**SET EXERCISE**
Copy every line of the entries that includes the word "OMPS".
┌────────
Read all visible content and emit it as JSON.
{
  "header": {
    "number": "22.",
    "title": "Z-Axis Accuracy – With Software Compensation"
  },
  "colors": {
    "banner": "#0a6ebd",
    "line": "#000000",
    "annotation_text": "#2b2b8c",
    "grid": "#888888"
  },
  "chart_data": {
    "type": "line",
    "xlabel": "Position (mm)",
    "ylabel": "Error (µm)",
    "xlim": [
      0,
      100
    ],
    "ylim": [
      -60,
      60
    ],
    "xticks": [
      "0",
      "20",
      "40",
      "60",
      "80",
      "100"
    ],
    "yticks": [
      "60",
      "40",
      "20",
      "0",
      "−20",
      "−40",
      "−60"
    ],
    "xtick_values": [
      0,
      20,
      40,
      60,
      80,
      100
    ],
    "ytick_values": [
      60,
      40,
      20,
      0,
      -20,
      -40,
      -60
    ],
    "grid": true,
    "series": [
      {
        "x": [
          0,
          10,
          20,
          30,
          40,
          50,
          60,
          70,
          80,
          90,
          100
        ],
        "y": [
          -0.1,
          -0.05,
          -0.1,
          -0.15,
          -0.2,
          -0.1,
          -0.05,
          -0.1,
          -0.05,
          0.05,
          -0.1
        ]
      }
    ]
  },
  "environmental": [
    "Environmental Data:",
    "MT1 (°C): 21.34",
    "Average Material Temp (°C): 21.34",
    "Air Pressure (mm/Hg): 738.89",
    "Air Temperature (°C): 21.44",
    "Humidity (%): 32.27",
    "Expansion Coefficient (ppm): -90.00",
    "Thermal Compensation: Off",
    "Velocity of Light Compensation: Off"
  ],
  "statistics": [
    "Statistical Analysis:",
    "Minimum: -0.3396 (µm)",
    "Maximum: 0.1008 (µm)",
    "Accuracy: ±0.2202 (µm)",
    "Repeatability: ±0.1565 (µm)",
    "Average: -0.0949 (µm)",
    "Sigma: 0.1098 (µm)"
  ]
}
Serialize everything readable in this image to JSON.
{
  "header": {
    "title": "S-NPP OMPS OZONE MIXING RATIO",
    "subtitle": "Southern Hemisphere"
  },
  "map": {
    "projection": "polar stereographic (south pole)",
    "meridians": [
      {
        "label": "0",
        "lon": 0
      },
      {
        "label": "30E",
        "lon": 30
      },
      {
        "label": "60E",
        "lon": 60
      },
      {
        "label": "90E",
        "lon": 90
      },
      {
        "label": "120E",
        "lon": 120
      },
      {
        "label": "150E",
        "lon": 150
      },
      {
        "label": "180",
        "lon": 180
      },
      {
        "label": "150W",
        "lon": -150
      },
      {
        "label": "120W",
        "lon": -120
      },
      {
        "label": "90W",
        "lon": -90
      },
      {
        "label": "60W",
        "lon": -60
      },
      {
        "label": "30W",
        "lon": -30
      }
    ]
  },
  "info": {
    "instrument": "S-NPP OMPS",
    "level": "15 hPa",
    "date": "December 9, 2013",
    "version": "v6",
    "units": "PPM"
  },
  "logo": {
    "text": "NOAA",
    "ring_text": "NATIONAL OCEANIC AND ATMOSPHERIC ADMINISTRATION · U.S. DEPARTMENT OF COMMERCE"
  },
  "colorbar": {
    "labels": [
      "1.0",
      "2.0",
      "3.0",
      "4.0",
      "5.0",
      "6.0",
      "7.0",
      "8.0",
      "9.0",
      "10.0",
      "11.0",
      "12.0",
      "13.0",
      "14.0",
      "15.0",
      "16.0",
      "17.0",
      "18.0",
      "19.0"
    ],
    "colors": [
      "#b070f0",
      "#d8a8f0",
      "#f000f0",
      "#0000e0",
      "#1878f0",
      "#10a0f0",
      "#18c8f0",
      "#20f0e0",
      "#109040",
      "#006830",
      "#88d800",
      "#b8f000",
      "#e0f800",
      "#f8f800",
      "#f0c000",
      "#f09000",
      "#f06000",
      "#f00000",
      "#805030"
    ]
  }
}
└────────
**ANSWER IN FULL**
    "title": "S-NPP OMPS OZONE MIXING RATIO",
    "instrument": "S-NPP OMPS",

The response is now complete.